Description of the task:
All of the records below should be output exactly.

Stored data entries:
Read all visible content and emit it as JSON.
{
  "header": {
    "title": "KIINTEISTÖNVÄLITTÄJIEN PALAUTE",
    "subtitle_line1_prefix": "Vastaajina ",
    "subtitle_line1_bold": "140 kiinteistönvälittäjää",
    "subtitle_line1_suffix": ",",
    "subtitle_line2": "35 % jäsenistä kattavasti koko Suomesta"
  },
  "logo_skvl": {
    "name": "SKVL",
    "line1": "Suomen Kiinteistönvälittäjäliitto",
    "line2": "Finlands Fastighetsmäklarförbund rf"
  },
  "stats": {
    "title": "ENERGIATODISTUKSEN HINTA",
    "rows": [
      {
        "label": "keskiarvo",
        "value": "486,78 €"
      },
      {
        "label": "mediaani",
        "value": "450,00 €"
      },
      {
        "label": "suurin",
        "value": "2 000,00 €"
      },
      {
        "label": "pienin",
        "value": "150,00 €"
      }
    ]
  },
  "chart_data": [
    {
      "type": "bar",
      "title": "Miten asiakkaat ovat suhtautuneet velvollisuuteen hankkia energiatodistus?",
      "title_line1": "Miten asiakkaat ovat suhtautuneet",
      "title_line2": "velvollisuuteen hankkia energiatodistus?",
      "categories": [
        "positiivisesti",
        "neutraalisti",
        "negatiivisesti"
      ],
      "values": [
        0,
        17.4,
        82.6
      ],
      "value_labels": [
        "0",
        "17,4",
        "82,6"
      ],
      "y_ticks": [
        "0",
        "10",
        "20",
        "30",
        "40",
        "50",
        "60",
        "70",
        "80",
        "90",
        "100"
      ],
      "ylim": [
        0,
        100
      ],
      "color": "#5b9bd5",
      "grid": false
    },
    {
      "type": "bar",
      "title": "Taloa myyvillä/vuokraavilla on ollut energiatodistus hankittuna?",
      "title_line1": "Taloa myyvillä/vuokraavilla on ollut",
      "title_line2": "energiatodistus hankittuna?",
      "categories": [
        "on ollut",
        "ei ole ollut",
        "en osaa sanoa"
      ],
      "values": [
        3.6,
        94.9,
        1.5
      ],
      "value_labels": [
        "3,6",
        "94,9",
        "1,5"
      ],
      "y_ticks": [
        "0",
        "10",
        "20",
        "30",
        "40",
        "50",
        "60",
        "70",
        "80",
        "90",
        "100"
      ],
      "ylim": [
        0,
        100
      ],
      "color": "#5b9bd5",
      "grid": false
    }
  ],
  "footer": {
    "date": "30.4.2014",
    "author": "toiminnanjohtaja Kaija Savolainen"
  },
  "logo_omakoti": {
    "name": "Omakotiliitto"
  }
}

Solution for this task:
Read all visible content and emit it as JSON.
{
  "header": {
    "title": "KIINTEISTÖNVÄLITTÄJIEN PALAUTE",
    "subtitle_line1_prefix": "Vastaajina ",
    "subtitle_line1_bold": "140 kiinteistönvälittäjää",
    "subtitle_line1_suffix": ",",
    "subtitle_line2": "35 % jäsenistä kattavasti koko Suomesta"
  },
  "logo_skvl": {
    "name": "SKVL",
    "line1": "Suomen Kiinteistönvälittäjäliitto",
    "line2": "Finlands Fastighetsmäklarförbund rf"
  },
  "stats": {
    "title": "ENERGIATODISTUKSEN HINTA",
    "rows": [
      {
        "label": "keskiarvo",
        "value": "486,78 €"
      },
      {
        "label": "mediaani",
        "value": "450,00 €"
      },
      {
        "label": "suurin",
        "value": "2 000,00 €"
      },
      {
        "label": "pienin",
        "value": "150,00 €"
      }
    ]
  },
  "chart_data": [
    {
      "type": "bar",
      "title": "Miten asiakkaat ovat suhtautuneet velvollisuuteen hankkia energiatodistus?",
      "title_line1": "Miten asiakkaat ovat suhtautuneet",
      "title_line2": "velvollisuuteen hankkia energiatodistus?",
      "categories": [
        "positiivisesti",
        "neutraalisti",
        "negatiivisesti"
      ],
      "values": [
        0,
        17.4,
        82.6
      ],
      "value_labels": [
        "0",
        "17,4",
        "82,6"
      ],
      "y_ticks": [
        "0",
        "10",
        "20",
        "30",
        "40",
        "50",
        "60",
        "70",
        "80",
        "90",
        "100"
      ],
      "ylim": [
        0,
        100
      ],
      "color": "#5b9bd5",
      "grid": false
    },
    {
      "type": "bar",
      "title": "Taloa myyvillä/vuokraavilla on ollut energiatodistus hankittuna?",
      "title_line1": "Taloa myyvillä/vuokraavilla on ollut",
      "title_line2": "energiatodistus hankittuna?",
      "categories": [
        "on ollut",
        "ei ole ollut",
        "en osaa sanoa"
      ],
      "values": [
        3.6,
        94.9,
        1.5
      ],
      "value_labels": [
        "3,6",
        "94,9",
        "1,5"
      ],
      "y_ticks": [
        "0",
        "10",
        "20",
        "30",
        "40",
        "50",
        "60",
        "70",
        "80",
        "90",
        "100"
      ],
      "ylim": [
        0,
        100
      ],
      "color": "#5b9bd5",
      "grid": false
    }
  ],
  "footer": {
    "date": "30.4.2014",
    "author": "toiminnanjohtaja Kaija Savolainen"
  },
  "logo_omakoti": {
    "name": "Omakotiliitto"
  }
}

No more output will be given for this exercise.